Below is a block of records; repeat each one exactly.

Begin EXERCISE MATERIALS

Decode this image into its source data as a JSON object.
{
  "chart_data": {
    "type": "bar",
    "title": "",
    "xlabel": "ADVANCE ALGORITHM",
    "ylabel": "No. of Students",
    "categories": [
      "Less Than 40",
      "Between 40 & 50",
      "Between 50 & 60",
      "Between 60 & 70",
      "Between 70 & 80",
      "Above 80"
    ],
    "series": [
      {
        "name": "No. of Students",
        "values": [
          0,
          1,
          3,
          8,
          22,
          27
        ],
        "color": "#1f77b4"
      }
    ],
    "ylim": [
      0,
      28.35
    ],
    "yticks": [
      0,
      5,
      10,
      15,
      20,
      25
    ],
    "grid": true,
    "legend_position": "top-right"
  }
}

End EXERCISE MATERIALS

**FULL RESPONSE:**
Decode this image into its source data as a JSON object.
{
  "chart_data": {
    "type": "bar",
    "title": "",
    "xlabel": "ADVANCE ALGORITHM",
    "ylabel": "No. of Students",
    "categories": [
      "Less Than 40",
      "Between 40 & 50",
      "Between 50 & 60",
      "Between 60 & 70",
      "Between 70 & 80",
      "Above 80"
    ],
    "series": [
      {
        "name": "No. of Students",
        "values": [
          0,
          1,
          3,
          8,
          22,
          27
        ],
        "color": "#1f77b4"
      }
    ],
    "ylim": [
      0,
      28.35
    ],
    "yticks": [
      0,
      5,
      10,
      15,
      20,
      25
    ],
    "grid": true,
    "legend_position": "top-right"
  }
}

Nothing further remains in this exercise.